Task goal:
Identify each line below that contains the word "Rangprinzip", and copy it out.

____

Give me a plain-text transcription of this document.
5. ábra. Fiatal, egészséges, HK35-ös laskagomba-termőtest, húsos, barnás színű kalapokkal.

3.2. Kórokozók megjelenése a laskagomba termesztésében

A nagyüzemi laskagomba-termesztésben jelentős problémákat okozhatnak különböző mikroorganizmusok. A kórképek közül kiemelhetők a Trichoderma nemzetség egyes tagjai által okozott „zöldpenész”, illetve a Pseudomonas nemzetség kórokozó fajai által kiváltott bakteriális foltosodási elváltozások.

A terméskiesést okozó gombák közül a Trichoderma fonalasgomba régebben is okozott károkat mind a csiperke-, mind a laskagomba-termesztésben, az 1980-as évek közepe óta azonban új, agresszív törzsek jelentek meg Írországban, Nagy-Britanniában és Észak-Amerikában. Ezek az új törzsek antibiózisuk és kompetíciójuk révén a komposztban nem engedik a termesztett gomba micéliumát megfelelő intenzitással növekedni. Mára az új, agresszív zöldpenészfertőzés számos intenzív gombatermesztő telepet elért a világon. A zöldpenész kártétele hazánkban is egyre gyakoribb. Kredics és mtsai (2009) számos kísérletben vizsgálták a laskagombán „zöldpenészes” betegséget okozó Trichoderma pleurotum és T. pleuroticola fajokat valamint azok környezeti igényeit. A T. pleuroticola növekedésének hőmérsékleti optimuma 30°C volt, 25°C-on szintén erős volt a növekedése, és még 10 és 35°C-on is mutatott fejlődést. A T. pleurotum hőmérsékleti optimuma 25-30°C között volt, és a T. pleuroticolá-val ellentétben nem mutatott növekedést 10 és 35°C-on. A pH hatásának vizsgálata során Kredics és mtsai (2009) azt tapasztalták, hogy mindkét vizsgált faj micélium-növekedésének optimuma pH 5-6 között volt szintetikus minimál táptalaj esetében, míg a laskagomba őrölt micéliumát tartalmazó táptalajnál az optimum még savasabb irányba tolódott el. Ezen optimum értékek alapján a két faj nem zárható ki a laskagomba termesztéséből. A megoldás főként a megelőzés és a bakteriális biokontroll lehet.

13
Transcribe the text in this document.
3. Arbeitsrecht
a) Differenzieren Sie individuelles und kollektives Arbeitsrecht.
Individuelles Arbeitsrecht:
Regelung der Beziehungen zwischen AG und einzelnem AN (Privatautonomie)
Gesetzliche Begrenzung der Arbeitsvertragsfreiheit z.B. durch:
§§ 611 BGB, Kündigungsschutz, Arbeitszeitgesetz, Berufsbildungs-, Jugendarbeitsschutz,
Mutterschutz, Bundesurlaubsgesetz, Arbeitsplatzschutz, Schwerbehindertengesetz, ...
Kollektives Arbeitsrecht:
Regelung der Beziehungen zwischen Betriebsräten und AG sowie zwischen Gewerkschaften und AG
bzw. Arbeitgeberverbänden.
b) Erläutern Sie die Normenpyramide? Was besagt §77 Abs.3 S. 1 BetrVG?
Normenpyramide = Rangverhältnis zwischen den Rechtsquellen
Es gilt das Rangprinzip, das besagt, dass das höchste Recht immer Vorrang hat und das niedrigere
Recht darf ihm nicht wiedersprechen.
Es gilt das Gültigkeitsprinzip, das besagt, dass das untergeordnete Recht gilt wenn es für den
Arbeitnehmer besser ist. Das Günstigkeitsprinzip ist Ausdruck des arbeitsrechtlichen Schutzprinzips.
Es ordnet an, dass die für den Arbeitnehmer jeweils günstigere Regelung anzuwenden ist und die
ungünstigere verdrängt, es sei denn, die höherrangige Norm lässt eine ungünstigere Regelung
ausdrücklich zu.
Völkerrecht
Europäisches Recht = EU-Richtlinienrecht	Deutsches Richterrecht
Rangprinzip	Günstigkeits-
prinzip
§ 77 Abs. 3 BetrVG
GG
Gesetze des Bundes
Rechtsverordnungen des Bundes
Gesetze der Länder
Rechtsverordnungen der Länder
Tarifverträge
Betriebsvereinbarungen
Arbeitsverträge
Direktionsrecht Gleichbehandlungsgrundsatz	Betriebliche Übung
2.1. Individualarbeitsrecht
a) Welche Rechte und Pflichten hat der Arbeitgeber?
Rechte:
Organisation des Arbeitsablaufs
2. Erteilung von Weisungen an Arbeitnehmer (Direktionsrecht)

____

Written response:
Es gilt das Rangprinzip, das besagt, dass das höchste Recht immer Vorrang hat und das niedrigere
Rangprinzip	Günstigkeits-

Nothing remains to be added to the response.